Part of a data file
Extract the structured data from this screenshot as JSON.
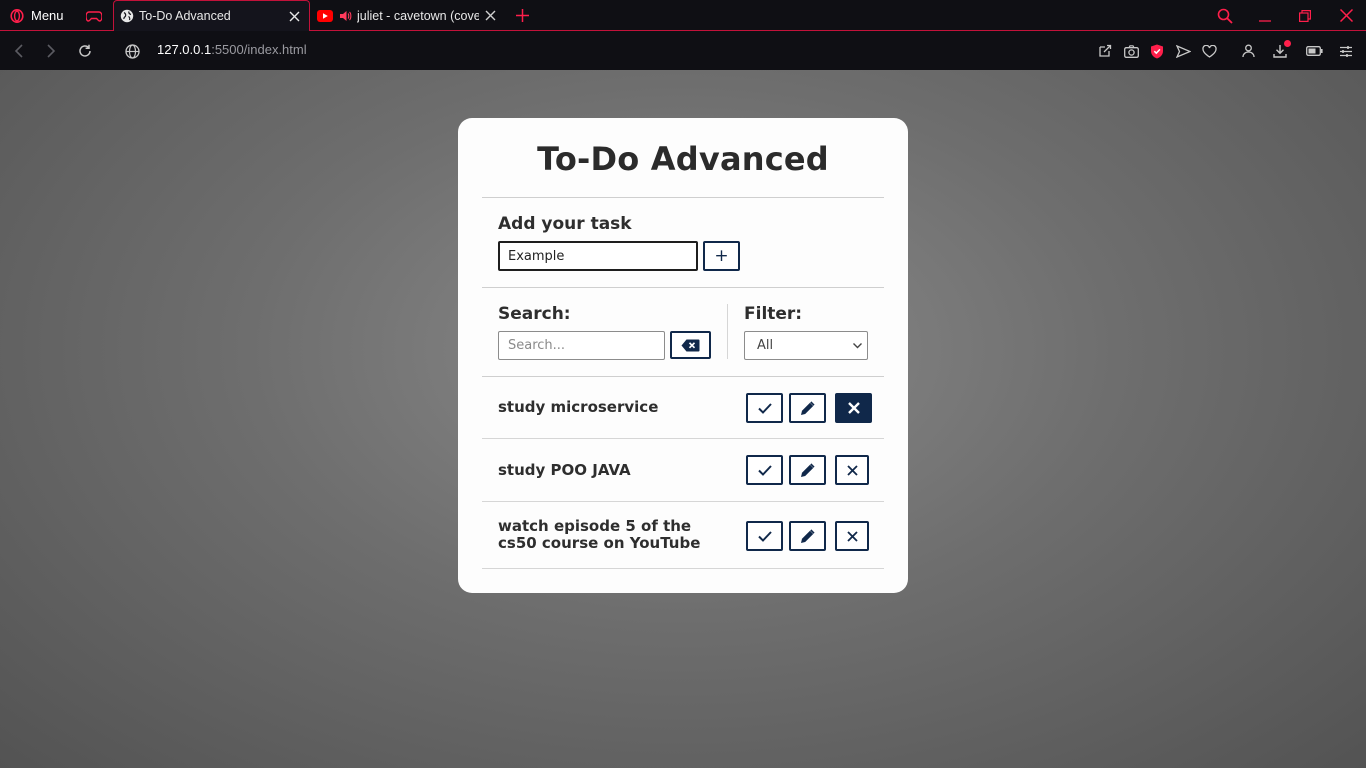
{
  "browser": {
    "menu_label": "Menu",
    "tabs": [
      {
        "title": "To-Do Advanced",
        "icon": "globe-icon",
        "active": true
      },
      {
        "title": "juliet - cavetown (cover)",
        "icon": "youtube-icon",
        "audio": true,
        "active": false
      }
    ],
    "url_host": "127.0.0.1",
    "url_path": ":5500/index.html",
    "accent_color": "#ff1f4b"
  },
  "app": {
    "title": "To-Do Advanced",
    "add_label": "Add your task",
    "task_input_value": "Example",
    "add_button_label": "+",
    "search_label": "Search:",
    "search_placeholder": "Search...",
    "filter_label": "Filter:",
    "filter_selected": "All",
    "primary_color": "#10284a",
    "tasks": [
      {
        "text": "study microservice"
      },
      {
        "text": "study POO JAVA"
      },
      {
        "text": "watch episode 5 of the cs50 course on YouTube"
      }
    ]
  }
}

Goal of the exercise — The records above are to be restated exactly, without their pictures.

Correct answer —
Extract the structured data from this screenshot as JSON.
{
  "browser": {
    "menu_label": "Menu",
    "tabs": [
      {
        "title": "To-Do Advanced",
        "icon": "globe-icon",
        "active": true
      },
      {
        "title": "juliet - cavetown (cover)",
        "icon": "youtube-icon",
        "audio": true,
        "active": false
      }
    ],
    "url_host": "127.0.0.1",
    "url_path": ":5500/index.html",
    "accent_color": "#ff1f4b"
  },
  "app": {
    "title": "To-Do Advanced",
    "add_label": "Add your task",
    "task_input_value": "Example",
    "add_button_label": "+",
    "search_label": "Search:",
    "search_placeholder": "Search...",
    "filter_label": "Filter:",
    "filter_selected": "All",
    "primary_color": "#10284a",
    "tasks": [
      {
        "text": "study microservice"
      },
      {
        "text": "study POO JAVA"
      },
      {
        "text": "watch episode 5 of the cs50 course on YouTube"
      }
    ]
  }
}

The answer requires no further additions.